_The request:_
Repeat the listing below in full, exactly as it stands.

○ ○ ○

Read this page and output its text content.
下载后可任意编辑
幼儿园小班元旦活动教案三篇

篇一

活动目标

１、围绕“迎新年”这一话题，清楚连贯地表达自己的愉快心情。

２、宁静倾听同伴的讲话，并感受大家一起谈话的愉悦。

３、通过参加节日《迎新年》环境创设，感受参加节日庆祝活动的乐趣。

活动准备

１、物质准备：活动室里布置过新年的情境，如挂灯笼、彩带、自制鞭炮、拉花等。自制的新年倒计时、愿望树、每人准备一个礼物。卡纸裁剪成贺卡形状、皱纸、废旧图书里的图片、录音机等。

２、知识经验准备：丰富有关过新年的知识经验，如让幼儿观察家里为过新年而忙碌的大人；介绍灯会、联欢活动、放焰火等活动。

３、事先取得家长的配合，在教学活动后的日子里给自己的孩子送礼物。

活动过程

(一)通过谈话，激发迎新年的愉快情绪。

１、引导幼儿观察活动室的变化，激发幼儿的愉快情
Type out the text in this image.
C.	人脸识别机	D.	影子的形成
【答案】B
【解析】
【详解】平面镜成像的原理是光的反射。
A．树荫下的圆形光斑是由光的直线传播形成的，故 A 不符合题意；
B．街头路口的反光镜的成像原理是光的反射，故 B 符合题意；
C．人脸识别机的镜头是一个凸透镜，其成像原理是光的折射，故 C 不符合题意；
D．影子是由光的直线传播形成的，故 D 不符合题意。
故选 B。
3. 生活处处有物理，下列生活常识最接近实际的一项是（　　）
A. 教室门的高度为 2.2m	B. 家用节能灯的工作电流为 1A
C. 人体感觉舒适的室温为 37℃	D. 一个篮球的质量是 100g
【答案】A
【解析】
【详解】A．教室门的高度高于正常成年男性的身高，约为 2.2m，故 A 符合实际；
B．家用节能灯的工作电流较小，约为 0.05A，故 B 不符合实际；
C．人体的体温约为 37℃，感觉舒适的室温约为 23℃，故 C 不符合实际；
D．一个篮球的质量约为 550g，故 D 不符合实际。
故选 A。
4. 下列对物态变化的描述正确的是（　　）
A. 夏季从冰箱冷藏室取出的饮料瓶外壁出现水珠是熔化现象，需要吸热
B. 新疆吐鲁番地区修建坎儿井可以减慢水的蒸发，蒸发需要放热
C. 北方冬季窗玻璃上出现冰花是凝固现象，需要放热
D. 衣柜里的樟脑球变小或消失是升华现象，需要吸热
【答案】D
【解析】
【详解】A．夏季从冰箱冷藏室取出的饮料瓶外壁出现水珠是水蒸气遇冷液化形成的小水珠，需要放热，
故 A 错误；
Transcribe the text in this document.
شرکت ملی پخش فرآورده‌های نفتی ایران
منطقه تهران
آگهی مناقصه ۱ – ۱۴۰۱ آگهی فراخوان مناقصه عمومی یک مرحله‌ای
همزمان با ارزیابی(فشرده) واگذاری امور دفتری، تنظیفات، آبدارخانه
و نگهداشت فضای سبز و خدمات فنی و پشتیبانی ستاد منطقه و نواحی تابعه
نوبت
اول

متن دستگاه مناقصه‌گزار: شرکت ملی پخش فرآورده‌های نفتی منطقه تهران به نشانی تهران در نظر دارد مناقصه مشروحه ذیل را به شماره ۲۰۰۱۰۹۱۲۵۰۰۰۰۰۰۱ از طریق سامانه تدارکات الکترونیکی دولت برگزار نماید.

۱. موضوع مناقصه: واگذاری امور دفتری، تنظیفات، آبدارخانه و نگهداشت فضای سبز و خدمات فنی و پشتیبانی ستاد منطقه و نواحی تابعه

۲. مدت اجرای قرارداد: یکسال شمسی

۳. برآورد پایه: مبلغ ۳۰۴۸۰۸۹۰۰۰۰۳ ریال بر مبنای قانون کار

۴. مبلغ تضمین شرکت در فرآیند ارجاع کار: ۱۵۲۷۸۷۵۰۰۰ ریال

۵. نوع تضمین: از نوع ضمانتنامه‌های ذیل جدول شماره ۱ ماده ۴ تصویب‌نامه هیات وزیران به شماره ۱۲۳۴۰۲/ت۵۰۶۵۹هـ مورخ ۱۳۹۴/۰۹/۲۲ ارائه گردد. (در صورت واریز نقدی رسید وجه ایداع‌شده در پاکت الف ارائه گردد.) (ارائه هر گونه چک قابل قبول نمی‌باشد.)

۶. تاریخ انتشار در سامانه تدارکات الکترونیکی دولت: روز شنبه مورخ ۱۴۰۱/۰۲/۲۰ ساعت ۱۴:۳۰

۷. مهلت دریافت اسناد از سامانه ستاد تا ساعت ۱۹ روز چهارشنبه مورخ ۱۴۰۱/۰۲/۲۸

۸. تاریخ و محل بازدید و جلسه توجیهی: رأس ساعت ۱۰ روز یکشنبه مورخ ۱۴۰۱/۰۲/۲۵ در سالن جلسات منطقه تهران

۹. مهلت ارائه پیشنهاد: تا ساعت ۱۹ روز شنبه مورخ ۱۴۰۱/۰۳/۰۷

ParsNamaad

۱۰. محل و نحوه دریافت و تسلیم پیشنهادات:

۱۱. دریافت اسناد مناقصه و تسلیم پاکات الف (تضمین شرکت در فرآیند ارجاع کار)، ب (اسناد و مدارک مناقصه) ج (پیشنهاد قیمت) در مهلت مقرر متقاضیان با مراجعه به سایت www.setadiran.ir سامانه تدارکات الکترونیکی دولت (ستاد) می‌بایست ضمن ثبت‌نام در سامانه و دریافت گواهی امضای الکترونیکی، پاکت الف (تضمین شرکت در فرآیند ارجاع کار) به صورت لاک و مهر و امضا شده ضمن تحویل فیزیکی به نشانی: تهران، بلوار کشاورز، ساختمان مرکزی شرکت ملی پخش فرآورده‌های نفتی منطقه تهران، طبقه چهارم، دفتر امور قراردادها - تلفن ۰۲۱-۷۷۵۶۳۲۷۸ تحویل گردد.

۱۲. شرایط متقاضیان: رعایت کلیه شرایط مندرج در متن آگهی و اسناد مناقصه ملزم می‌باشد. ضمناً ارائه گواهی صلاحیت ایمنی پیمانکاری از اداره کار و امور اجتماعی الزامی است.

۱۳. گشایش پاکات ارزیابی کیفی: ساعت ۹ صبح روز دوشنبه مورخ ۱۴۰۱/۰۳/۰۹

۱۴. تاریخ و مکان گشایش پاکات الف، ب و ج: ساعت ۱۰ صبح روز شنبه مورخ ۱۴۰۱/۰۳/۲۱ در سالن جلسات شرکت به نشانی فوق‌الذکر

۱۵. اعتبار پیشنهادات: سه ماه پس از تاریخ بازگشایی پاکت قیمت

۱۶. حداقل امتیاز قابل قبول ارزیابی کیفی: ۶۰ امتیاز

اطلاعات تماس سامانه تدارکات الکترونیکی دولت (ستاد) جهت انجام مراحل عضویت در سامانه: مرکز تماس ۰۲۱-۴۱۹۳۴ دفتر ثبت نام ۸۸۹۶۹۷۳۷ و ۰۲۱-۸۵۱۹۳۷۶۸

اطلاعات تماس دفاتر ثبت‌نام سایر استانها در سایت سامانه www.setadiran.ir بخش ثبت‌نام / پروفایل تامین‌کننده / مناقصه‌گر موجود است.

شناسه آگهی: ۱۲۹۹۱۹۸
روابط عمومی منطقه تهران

○ ○ ○

_Response below:_
Read this page and output its text content.
下载后可任意编辑
幼儿园小班元旦活动教案三篇

篇一

活动目标

１、围绕“迎新年”这一话题，清楚连贯地表达自己的愉快心情。

２、宁静倾听同伴的讲话，并感受大家一起谈话的愉悦。

３、通过参加节日《迎新年》环境创设，感受参加节日庆祝活动的乐趣。

活动准备

１、物质准备：活动室里布置过新年的情境，如挂灯笼、彩带、自制鞭炮、拉花等。自制的新年倒计时、愿望树、每人准备一个礼物。卡纸裁剪成贺卡形状、皱纸、废旧图书里的图片、录音机等。

２、知识经验准备：丰富有关过新年的知识经验，如让幼儿观察家里为过新年而忙碌的大人；介绍灯会、联欢活动、放焰火等活动。

３、事先取得家长的配合，在教学活动后的日子里给自己的孩子送礼物。

活动过程

(一)通过谈话，激发迎新年的愉快情绪。

１、引导幼儿观察活动室的变化，激发幼儿的愉快情
Type out the text in this image.
C.	人脸识别机	D.	影子的形成
【答案】B
【解析】
【详解】平面镜成像的原理是光的反射。
A．树荫下的圆形光斑是由光的直线传播形成的，故 A 不符合题意；
B．街头路口的反光镜的成像原理是光的反射，故 B 符合题意；
C．人脸识别机的镜头是一个凸透镜，其成像原理是光的折射，故 C 不符合题意；
D．影子是由光的直线传播形成的，故 D 不符合题意。
故选 B。
3. 生活处处有物理，下列生活常识最接近实际的一项是（　　）
A. 教室门的高度为 2.2m	B. 家用节能灯的工作电流为 1A
C. 人体感觉舒适的室温为 37℃	D. 一个篮球的质量是 100g
【答案】A
【解析】
【详解】A．教室门的高度高于正常成年男性的身高，约为 2.2m，故 A 符合实际；
B．家用节能灯的工作电流较小，约为 0.05A，故 B 不符合实际；
C．人体的体温约为 37℃，感觉舒适的室温约为 23℃，故 C 不符合实际；
D．一个篮球的质量约为 550g，故 D 不符合实际。
故选 A。
4. 下列对物态变化的描述正确的是（　　）
A. 夏季从冰箱冷藏室取出的饮料瓶外壁出现水珠是熔化现象，需要吸热
B. 新疆吐鲁番地区修建坎儿井可以减慢水的蒸发，蒸发需要放热
C. 北方冬季窗玻璃上出现冰花是凝固现象，需要放热
D. 衣柜里的樟脑球变小或消失是升华现象，需要吸热
【答案】D
【解析】
【详解】A．夏季从冰箱冷藏室取出的饮料瓶外壁出现水珠是水蒸气遇冷液化形成的小水珠，需要放热，
故 A 错误；
Transcribe the text in this document.
شرکت ملی پخش فرآورده‌های نفتی ایران
منطقه تهران
آگهی مناقصه ۱ – ۱۴۰۱ آگهی فراخوان مناقصه عمومی یک مرحله‌ای
همزمان با ارزیابی(فشرده) واگذاری امور دفتری، تنظیفات، آبدارخانه
و نگهداشت فضای سبز و خدمات فنی و پشتیبانی ستاد منطقه و نواحی تابعه
نوبت
اول

متن دستگاه مناقصه‌گزار: شرکت ملی پخش فرآورده‌های نفتی منطقه تهران به نشانی تهران در نظر دارد مناقصه مشروحه ذیل را به شماره ۲۰۰۱۰۹۱۲۵۰۰۰۰۰۰۱ از طریق سامانه تدارکات الکترونیکی دولت برگزار نماید.

۱. موضوع مناقصه: واگذاری امور دفتری، تنظیفات، آبدارخانه و نگهداشت فضای سبز و خدمات فنی و پشتیبانی ستاد منطقه و نواحی تابعه

۲. مدت اجرای قرارداد: یکسال شمسی

۳. برآورد پایه: مبلغ ۳۰۴۸۰۸۹۰۰۰۰۳ ریال بر مبنای قانون کار

۴. مبلغ تضمین شرکت در فرآیند ارجاع کار: ۱۵۲۷۸۷۵۰۰۰ ریال

۵. نوع تضمین: از نوع ضمانتنامه‌های ذیل جدول شماره ۱ ماده ۴ تصویب‌نامه هیات وزیران به شماره ۱۲۳۴۰۲/ت۵۰۶۵۹هـ مورخ ۱۳۹۴/۰۹/۲۲ ارائه گردد. (در صورت واریز نقدی رسید وجه ایداع‌شده در پاکت الف ارائه گردد.) (ارائه هر گونه چک قابل قبول نمی‌باشد.)

۶. تاریخ انتشار در سامانه تدارکات الکترونیکی دولت: روز شنبه مورخ ۱۴۰۱/۰۲/۲۰ ساعت ۱۴:۳۰

۷. مهلت دریافت اسناد از سامانه ستاد تا ساعت ۱۹ روز چهارشنبه مورخ ۱۴۰۱/۰۲/۲۸

۸. تاریخ و محل بازدید و جلسه توجیهی: رأس ساعت ۱۰ روز یکشنبه مورخ ۱۴۰۱/۰۲/۲۵ در سالن جلسات منطقه تهران

۹. مهلت ارائه پیشنهاد: تا ساعت ۱۹ روز شنبه مورخ ۱۴۰۱/۰۳/۰۷

ParsNamaad

۱۰. محل و نحوه دریافت و تسلیم پیشنهادات:

۱۱. دریافت اسناد مناقصه و تسلیم پاکات الف (تضمین شرکت در فرآیند ارجاع کار)، ب (اسناد و مدارک مناقصه) ج (پیشنهاد قیمت) در مهلت مقرر متقاضیان با مراجعه به سایت www.setadiran.ir سامانه تدارکات الکترونیکی دولت (ستاد) می‌بایست ضمن ثبت‌نام در سامانه و دریافت گواهی امضای الکترونیکی، پاکت الف (تضمین شرکت در فرآیند ارجاع کار) به صورت لاک و مهر و امضا شده ضمن تحویل فیزیکی به نشانی: تهران، بلوار کشاورز، ساختمان مرکزی شرکت ملی پخش فرآورده‌های نفتی منطقه تهران، طبقه چهارم، دفتر امور قراردادها - تلفن ۰۲۱-۷۷۵۶۳۲۷۸ تحویل گردد.

۱۲. شرایط متقاضیان: رعایت کلیه شرایط مندرج در متن آگهی و اسناد مناقصه ملزم می‌باشد. ضمناً ارائه گواهی صلاحیت ایمنی پیمانکاری از اداره کار و امور اجتماعی الزامی است.

۱۳. گشایش پاکات ارزیابی کیفی: ساعت ۹ صبح روز دوشنبه مورخ ۱۴۰۱/۰۳/۰۹

۱۴. تاریخ و مکان گشایش پاکات الف، ب و ج: ساعت ۱۰ صبح روز شنبه مورخ ۱۴۰۱/۰۳/۲۱ در سالن جلسات شرکت به نشانی فوق‌الذکر

۱۵. اعتبار پیشنهادات: سه ماه پس از تاریخ بازگشایی پاکت قیمت

۱۶. حداقل امتیاز قابل قبول ارزیابی کیفی: ۶۰ امتیاز

اطلاعات تماس سامانه تدارکات الکترونیکی دولت (ستاد) جهت انجام مراحل عضویت در سامانه: مرکز تماس ۰۲۱-۴۱۹۳۴ دفتر ثبت نام ۸۸۹۶۹۷۳۷ و ۰۲۱-۸۵۱۹۳۷۶۸

اطلاعات تماس دفاتر ثبت‌نام سایر استانها در سایت سامانه www.setadiran.ir بخش ثبت‌نام / پروفایل تامین‌کننده / مناقصه‌گر موجود است.

شناسه آگهی: ۱۲۹۹۱۹۸
روابط عمومی منطقه تهران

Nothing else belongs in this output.